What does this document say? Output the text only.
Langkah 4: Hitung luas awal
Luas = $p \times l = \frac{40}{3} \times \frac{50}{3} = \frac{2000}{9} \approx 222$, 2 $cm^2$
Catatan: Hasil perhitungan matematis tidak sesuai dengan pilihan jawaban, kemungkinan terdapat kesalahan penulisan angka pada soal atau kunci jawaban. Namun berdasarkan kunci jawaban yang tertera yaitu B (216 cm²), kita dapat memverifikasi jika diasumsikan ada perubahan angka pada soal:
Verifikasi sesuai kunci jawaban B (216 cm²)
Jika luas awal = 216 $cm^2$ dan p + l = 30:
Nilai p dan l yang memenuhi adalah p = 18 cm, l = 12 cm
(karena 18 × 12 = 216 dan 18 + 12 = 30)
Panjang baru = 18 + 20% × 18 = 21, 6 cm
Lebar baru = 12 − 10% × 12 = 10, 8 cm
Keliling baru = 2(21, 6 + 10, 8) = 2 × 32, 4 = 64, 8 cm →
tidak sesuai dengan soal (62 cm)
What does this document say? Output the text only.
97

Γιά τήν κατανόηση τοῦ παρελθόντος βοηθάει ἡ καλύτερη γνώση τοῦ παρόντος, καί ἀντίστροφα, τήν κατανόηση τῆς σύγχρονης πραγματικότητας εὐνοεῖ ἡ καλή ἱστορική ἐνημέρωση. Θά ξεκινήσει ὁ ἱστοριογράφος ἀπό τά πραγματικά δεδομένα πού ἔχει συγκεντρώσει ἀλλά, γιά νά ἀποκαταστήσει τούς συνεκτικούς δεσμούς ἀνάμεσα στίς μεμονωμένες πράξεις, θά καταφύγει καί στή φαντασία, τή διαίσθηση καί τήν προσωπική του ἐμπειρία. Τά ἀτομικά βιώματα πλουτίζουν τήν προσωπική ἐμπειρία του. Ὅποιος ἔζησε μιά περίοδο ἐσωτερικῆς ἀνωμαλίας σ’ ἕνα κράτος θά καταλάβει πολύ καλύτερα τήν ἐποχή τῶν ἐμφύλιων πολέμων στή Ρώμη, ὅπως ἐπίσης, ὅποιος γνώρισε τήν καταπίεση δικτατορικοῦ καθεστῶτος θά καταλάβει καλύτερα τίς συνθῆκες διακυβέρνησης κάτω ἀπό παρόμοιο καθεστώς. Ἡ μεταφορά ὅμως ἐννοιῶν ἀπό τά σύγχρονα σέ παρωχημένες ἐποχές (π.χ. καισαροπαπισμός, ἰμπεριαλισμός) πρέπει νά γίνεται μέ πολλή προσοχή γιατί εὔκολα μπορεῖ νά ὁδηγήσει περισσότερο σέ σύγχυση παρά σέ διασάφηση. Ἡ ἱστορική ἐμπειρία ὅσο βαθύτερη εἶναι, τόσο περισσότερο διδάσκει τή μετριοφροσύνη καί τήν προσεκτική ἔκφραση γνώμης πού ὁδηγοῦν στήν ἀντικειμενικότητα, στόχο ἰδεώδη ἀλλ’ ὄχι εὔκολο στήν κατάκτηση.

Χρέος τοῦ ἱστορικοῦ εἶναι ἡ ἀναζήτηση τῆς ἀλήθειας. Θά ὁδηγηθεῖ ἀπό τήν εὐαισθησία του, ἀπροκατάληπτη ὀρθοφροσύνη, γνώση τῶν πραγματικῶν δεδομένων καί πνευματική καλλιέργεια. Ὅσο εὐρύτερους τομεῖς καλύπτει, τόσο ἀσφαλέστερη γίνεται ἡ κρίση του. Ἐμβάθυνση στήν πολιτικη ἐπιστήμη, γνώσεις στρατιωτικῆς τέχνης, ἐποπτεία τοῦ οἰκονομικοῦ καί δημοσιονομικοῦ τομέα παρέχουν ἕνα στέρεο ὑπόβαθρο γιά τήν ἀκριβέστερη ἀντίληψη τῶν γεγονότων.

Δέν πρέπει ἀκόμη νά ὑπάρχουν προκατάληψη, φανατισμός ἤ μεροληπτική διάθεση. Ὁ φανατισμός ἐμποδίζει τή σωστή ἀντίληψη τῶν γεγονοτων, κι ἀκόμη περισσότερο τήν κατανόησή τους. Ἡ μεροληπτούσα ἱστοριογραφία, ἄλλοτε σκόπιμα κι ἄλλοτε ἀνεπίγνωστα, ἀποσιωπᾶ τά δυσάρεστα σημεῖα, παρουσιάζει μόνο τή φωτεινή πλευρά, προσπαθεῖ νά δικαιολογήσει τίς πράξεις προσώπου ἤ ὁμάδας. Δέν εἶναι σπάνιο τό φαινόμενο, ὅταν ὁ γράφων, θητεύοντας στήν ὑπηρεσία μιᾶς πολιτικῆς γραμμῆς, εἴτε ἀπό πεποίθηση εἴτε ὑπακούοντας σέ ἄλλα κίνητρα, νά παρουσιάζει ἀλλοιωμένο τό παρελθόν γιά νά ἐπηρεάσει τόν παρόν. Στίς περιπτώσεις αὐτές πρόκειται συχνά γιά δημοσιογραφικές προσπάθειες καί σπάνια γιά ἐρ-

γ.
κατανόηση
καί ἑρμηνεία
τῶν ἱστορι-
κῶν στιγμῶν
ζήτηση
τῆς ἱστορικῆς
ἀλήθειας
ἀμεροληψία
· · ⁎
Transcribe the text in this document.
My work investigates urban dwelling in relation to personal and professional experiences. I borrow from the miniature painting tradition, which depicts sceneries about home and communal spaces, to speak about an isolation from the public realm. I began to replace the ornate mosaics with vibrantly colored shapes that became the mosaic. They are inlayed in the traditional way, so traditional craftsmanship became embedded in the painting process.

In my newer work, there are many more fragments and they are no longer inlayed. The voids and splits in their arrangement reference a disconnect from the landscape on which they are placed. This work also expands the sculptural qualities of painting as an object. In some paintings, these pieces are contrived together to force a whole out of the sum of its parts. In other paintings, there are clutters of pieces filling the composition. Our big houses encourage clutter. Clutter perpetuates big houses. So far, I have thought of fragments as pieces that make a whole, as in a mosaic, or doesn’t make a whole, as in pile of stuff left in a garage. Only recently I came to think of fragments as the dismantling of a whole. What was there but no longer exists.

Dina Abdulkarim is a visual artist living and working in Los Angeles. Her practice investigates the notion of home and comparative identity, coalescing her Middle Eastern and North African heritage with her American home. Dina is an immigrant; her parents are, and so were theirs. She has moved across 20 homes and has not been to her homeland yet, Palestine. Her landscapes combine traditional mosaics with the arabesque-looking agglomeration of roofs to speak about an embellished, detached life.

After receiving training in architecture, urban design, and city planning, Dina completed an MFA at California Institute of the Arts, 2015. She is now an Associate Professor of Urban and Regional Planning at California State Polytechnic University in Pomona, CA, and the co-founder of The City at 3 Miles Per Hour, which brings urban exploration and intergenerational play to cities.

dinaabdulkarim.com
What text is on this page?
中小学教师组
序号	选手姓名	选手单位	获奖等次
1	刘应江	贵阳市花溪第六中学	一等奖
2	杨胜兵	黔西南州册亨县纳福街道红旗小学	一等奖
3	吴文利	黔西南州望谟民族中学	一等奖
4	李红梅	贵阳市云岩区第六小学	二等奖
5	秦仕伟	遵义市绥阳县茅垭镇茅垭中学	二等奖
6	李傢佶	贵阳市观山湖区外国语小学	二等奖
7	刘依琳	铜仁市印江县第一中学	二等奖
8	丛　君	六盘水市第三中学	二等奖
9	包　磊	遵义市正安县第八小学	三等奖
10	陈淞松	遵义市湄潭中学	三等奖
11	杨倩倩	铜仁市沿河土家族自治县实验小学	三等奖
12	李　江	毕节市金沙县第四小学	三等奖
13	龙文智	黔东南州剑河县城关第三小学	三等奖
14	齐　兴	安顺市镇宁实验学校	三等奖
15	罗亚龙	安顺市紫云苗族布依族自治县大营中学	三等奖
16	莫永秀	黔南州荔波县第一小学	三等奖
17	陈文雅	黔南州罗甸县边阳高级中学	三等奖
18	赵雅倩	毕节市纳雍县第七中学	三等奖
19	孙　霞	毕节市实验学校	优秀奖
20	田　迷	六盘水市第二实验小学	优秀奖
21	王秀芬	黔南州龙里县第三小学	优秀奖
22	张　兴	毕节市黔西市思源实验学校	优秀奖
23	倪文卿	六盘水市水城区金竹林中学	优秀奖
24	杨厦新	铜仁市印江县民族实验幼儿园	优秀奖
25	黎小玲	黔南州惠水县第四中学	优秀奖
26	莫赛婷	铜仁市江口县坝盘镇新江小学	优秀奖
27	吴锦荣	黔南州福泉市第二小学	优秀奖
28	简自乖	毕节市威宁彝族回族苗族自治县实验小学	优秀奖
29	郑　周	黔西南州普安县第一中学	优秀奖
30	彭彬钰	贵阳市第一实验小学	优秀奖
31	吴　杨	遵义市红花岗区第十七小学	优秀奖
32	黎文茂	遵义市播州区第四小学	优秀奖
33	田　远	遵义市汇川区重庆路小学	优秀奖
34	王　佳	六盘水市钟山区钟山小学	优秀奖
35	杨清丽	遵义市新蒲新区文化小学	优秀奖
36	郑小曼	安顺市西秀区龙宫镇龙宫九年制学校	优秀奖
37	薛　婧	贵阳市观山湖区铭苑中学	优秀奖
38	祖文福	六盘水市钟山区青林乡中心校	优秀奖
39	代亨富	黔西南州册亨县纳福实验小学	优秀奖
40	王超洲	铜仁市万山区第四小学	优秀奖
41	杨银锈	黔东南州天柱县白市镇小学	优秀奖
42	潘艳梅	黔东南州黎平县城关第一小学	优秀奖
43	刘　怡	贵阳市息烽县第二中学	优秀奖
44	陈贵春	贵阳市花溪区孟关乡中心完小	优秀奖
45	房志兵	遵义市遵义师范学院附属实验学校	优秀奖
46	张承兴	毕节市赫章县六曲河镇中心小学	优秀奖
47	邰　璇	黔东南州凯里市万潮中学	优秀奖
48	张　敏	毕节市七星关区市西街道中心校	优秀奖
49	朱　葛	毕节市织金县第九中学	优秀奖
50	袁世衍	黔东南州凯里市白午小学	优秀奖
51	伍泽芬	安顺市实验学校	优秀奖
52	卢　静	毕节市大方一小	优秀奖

PROBLEM: Count the lines above in which the word "πρέπει" appears, then state only that count.

IN RESPONSE: 2